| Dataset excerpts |
□ □ □

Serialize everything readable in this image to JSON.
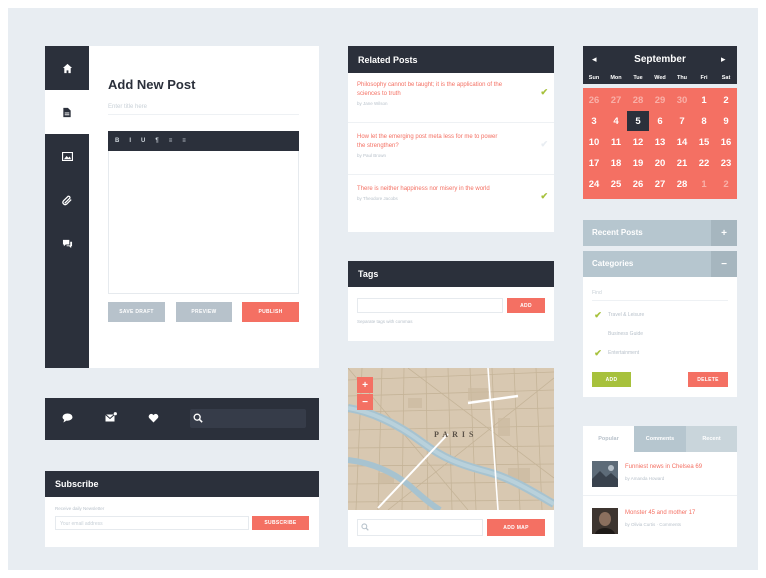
{
  "editor": {
    "title": "Add New Post",
    "title_placeholder": "Enter title here",
    "toolbar": [
      "B",
      "I",
      "U",
      "¶",
      "≡",
      "≡"
    ],
    "buttons": {
      "save_draft": "SAVE DRAFT",
      "preview": "PREVIEW",
      "publish": "PUBLISH"
    }
  },
  "side_nav": {
    "icons": [
      "home-icon",
      "document-icon",
      "image-icon",
      "attachment-icon",
      "comments-icon"
    ],
    "active_index": 1
  },
  "action_bar": {
    "icons": [
      "chat-icon",
      "mail-icon",
      "heart-icon",
      "search-icon"
    ]
  },
  "subscribe": {
    "title": "Subscribe",
    "label": "Receive daily Newsletter",
    "placeholder": "Your email address",
    "button": "SUBSCRIBE"
  },
  "related_posts": {
    "title": "Related Posts",
    "items": [
      {
        "title": "Philosophy cannot be taught; it is the application of the sciences to truth",
        "meta": "by Jane Wilson",
        "checked": true
      },
      {
        "title": "How let the emerging post meta less for me to power the strengthen?",
        "meta": "by Paul Brown",
        "checked": false
      },
      {
        "title": "There is neither happiness nor misery in the world",
        "meta": "by Theodore Jacobs",
        "checked": true
      }
    ]
  },
  "tags": {
    "title": "Tags",
    "placeholder": "",
    "button": "ADD",
    "hint": "Separate tags with commas"
  },
  "map": {
    "label": "PARIS",
    "zoom_in": "+",
    "zoom_out": "−",
    "search_placeholder": "",
    "button": "ADD MAP"
  },
  "calendar": {
    "month": "September",
    "prev": "◂",
    "next": "▸",
    "weekdays": [
      "Sun",
      "Mon",
      "Tue",
      "Wed",
      "Thu",
      "Fri",
      "Sat"
    ],
    "weeks": [
      [
        "26",
        "27",
        "28",
        "29",
        "30",
        "1",
        "2"
      ],
      [
        "3",
        "4",
        "5",
        "6",
        "7",
        "8",
        "9"
      ],
      [
        "10",
        "11",
        "12",
        "13",
        "14",
        "15",
        "16"
      ],
      [
        "17",
        "18",
        "19",
        "20",
        "21",
        "22",
        "23"
      ],
      [
        "24",
        "25",
        "26",
        "27",
        "28",
        "1",
        "2"
      ]
    ],
    "today": "5"
  },
  "accordion": {
    "recent_posts": "Recent Posts",
    "categories": "Categories",
    "recent_toggle": "+",
    "categories_toggle": "−"
  },
  "categories": {
    "placeholder": "Find",
    "items": [
      {
        "label": "Travel & Leisure",
        "checked": true
      },
      {
        "label": "Business Guide",
        "checked": false
      },
      {
        "label": "Entertainment",
        "checked": true
      }
    ],
    "add": "ADD",
    "delete": "DELETE"
  },
  "tabs": {
    "labels": [
      "Popular",
      "Comments",
      "Recent"
    ],
    "active_index": 0,
    "posts": [
      {
        "title": "Funniest news in Chelsea 69",
        "meta": "by Amanda Howard"
      },
      {
        "title": "Monster 45 and mother 17",
        "meta": "by Olivia Curtis · Comments"
      }
    ]
  },
  "colors": {
    "dark": "#2b303b",
    "accent": "#f47063",
    "light_gray": "#b7c2cb",
    "green": "#a7c13c",
    "background": "#e8edf2"
  }
}
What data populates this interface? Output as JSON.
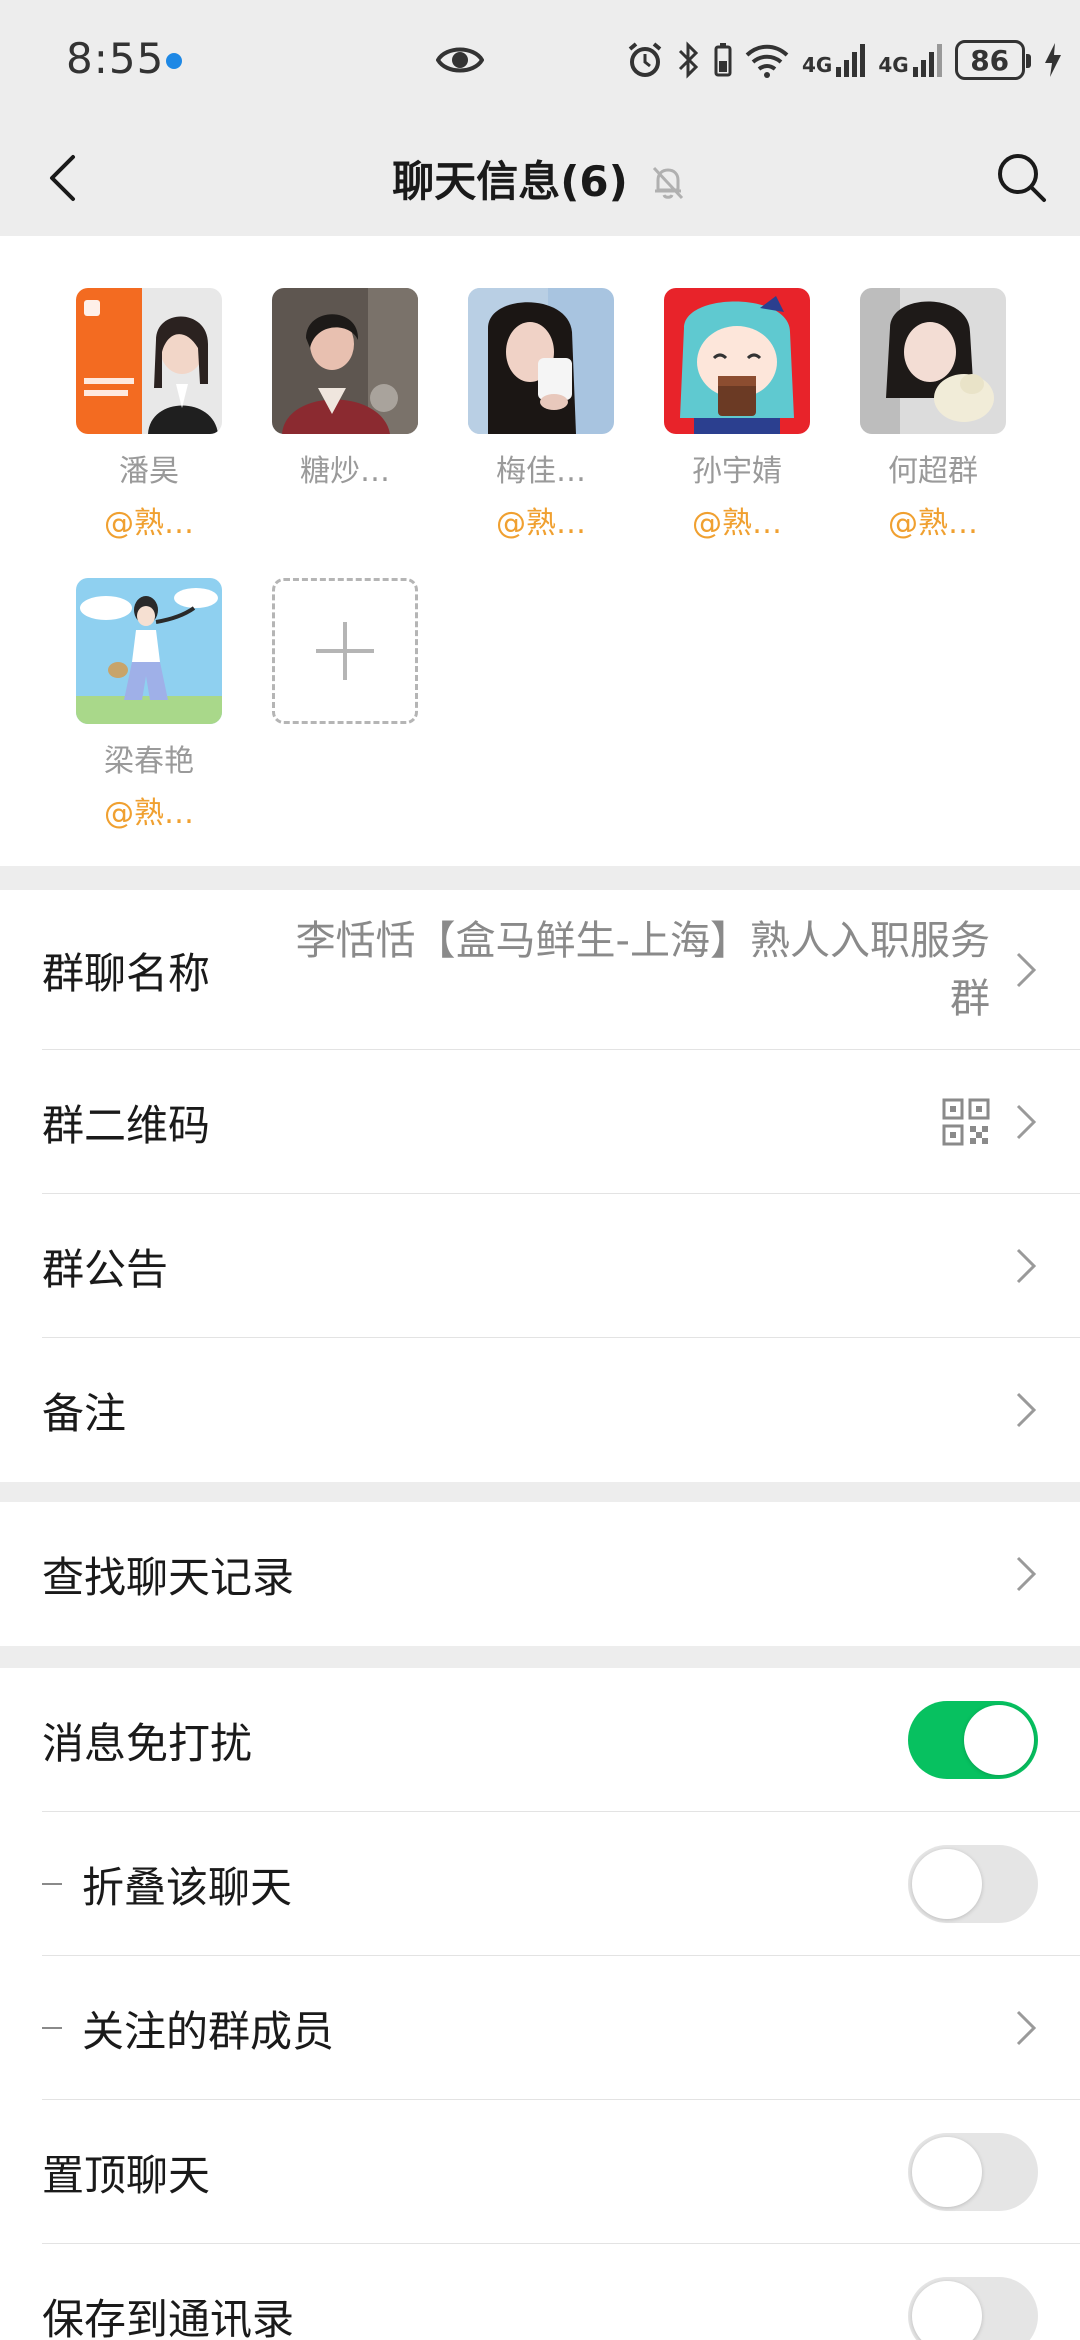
{
  "status_bar": {
    "time": "8:55",
    "network_1": "4G",
    "network_2": "4G",
    "battery": "86"
  },
  "nav": {
    "title": "聊天信息(6)",
    "back_icon": "chevron-left-icon",
    "mute_icon": "bell-off-icon",
    "search_icon": "search-icon"
  },
  "members": [
    {
      "name": "潘昊",
      "tag": "@熟…"
    },
    {
      "name": "糖炒…",
      "tag": ""
    },
    {
      "name": "梅佳…",
      "tag": "@熟…"
    },
    {
      "name": "孙宇婧",
      "tag": "@熟…"
    },
    {
      "name": "何超群",
      "tag": "@熟…"
    },
    {
      "name": "梁春艳",
      "tag": "@熟…"
    }
  ],
  "add_member_icon": "plus-icon",
  "group_name": {
    "label": "群聊名称",
    "value": "李恬恬【盒马鲜生-上海】熟人入职服务群"
  },
  "qr_code": {
    "label": "群二维码",
    "icon": "qr-code-icon"
  },
  "announcement": {
    "label": "群公告"
  },
  "remark": {
    "label": "备注"
  },
  "search_history": {
    "label": "查找聊天记录"
  },
  "settings": {
    "mute": {
      "label": "消息免打扰",
      "on": true
    },
    "fold": {
      "label": "折叠该聊天",
      "on": false
    },
    "followed": {
      "label": "关注的群成员"
    },
    "pin": {
      "label": "置顶聊天",
      "on": false
    },
    "save": {
      "label": "保存到通讯录",
      "on": false
    }
  },
  "colors": {
    "accent_green": "#07c160",
    "tag_orange": "#f0a030",
    "background": "#ededed"
  }
}
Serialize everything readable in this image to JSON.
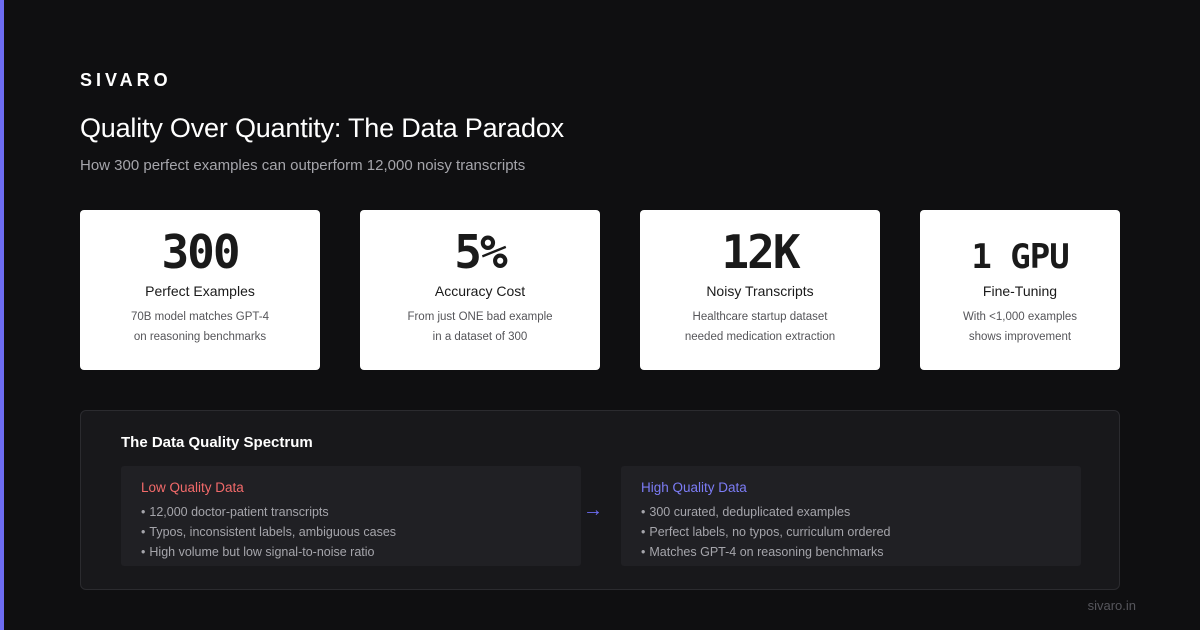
{
  "brand": "SIVARO",
  "title": "Quality Over Quantity: The Data Paradox",
  "subtitle": "How 300 perfect examples can outperform 12,000 noisy transcripts",
  "cards": [
    {
      "value": "300",
      "label": "Perfect Examples",
      "desc_line1": "70B model matches GPT-4",
      "desc_line2": "on reasoning benchmarks"
    },
    {
      "value": "5%",
      "label": "Accuracy Cost",
      "desc_line1": "From just ONE bad example",
      "desc_line2": "in a dataset of 300"
    },
    {
      "value": "12K",
      "label": "Noisy Transcripts",
      "desc_line1": "Healthcare startup dataset",
      "desc_line2": "needed medication extraction"
    },
    {
      "value": "1 GPU",
      "label": "Fine-Tuning",
      "desc_line1": "With <1,000 examples",
      "desc_line2": "shows improvement"
    }
  ],
  "spectrum": {
    "title": "The Data Quality Spectrum",
    "bullet": "•",
    "arrow": "→",
    "low": {
      "heading": "Low Quality Data",
      "items": [
        "12,000 doctor-patient transcripts",
        "Typos, inconsistent labels, ambiguous cases",
        "High volume but low signal-to-noise ratio"
      ]
    },
    "high": {
      "heading": "High Quality Data",
      "items": [
        "300 curated, deduplicated examples",
        "Perfect labels, no typos, curriculum ordered",
        "Matches GPT-4 on reasoning benchmarks"
      ]
    }
  },
  "footer": "sivaro.in",
  "colors": {
    "background": "#0f0f11",
    "accent": "#6d6cf2",
    "low_quality": "#f26a6a",
    "high_quality": "#7c7cf5",
    "card_background": "#ffffff"
  }
}
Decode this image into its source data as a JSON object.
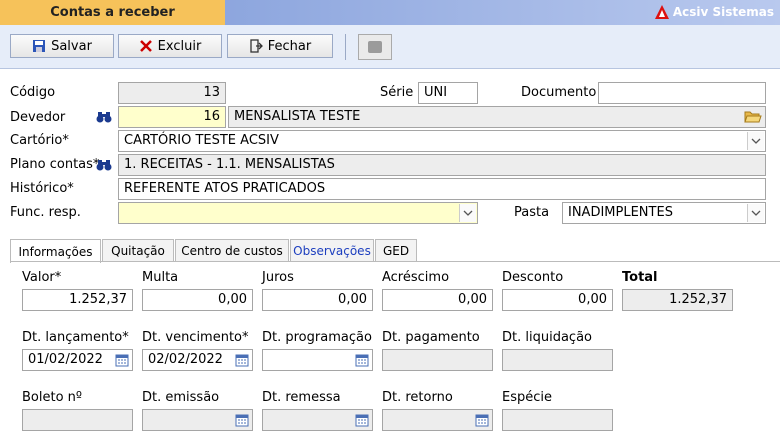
{
  "window": {
    "title": "Contas a receber",
    "brand": "Acsiv Sistemas"
  },
  "toolbar": {
    "save": "Salvar",
    "delete": "Excluir",
    "close": "Fechar"
  },
  "form": {
    "codigo_label": "Código",
    "codigo": "13",
    "serie_label": "Série",
    "serie": "UNI",
    "documento_label": "Documento",
    "documento": "",
    "devedor_label": "Devedor",
    "devedor_code": "16",
    "devedor_name": "MENSALISTA TESTE",
    "cartorio_label": "Cartório*",
    "cartorio": "CARTÓRIO TESTE ACSIV",
    "plano_label": "Plano contas*",
    "plano": "1. RECEITAS - 1.1. MENSALISTAS",
    "historico_label": "Histórico*",
    "historico": "REFERENTE ATOS PRATICADOS",
    "func_label": "Func. resp.",
    "func": "",
    "pasta_label": "Pasta",
    "pasta": "INADIMPLENTES"
  },
  "tabs": [
    "Informações",
    "Quitação",
    "Centro de custos",
    "Observações",
    "GED"
  ],
  "info": {
    "valor_label": "Valor*",
    "valor": "1.252,37",
    "multa_label": "Multa",
    "multa": "0,00",
    "juros_label": "Juros",
    "juros": "0,00",
    "acrescimo_label": "Acréscimo",
    "acrescimo": "0,00",
    "desconto_label": "Desconto",
    "desconto": "0,00",
    "total_label": "Total",
    "total": "1.252,37",
    "dt_lanc_label": "Dt. lançamento*",
    "dt_lanc": "01/02/2022",
    "dt_venc_label": "Dt. vencimento*",
    "dt_venc": "02/02/2022",
    "dt_prog_label": "Dt. programação",
    "dt_prog": "",
    "dt_pag_label": "Dt. pagamento",
    "dt_pag": "",
    "dt_liq_label": "Dt. liquidação",
    "dt_liq": "",
    "boleto_label": "Boleto nº",
    "boleto": "",
    "dt_emissao_label": "Dt. emissão",
    "dt_emissao": "",
    "dt_remessa_label": "Dt. remessa",
    "dt_remessa": "",
    "dt_retorno_label": "Dt. retorno",
    "dt_retorno": "",
    "especie_label": "Espécie",
    "especie": ""
  }
}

□ □ □

| REQUIRED TASK |
State, as a number only, how many lines in the entries include "TESTE".

| EXERCISE ANSWER |
2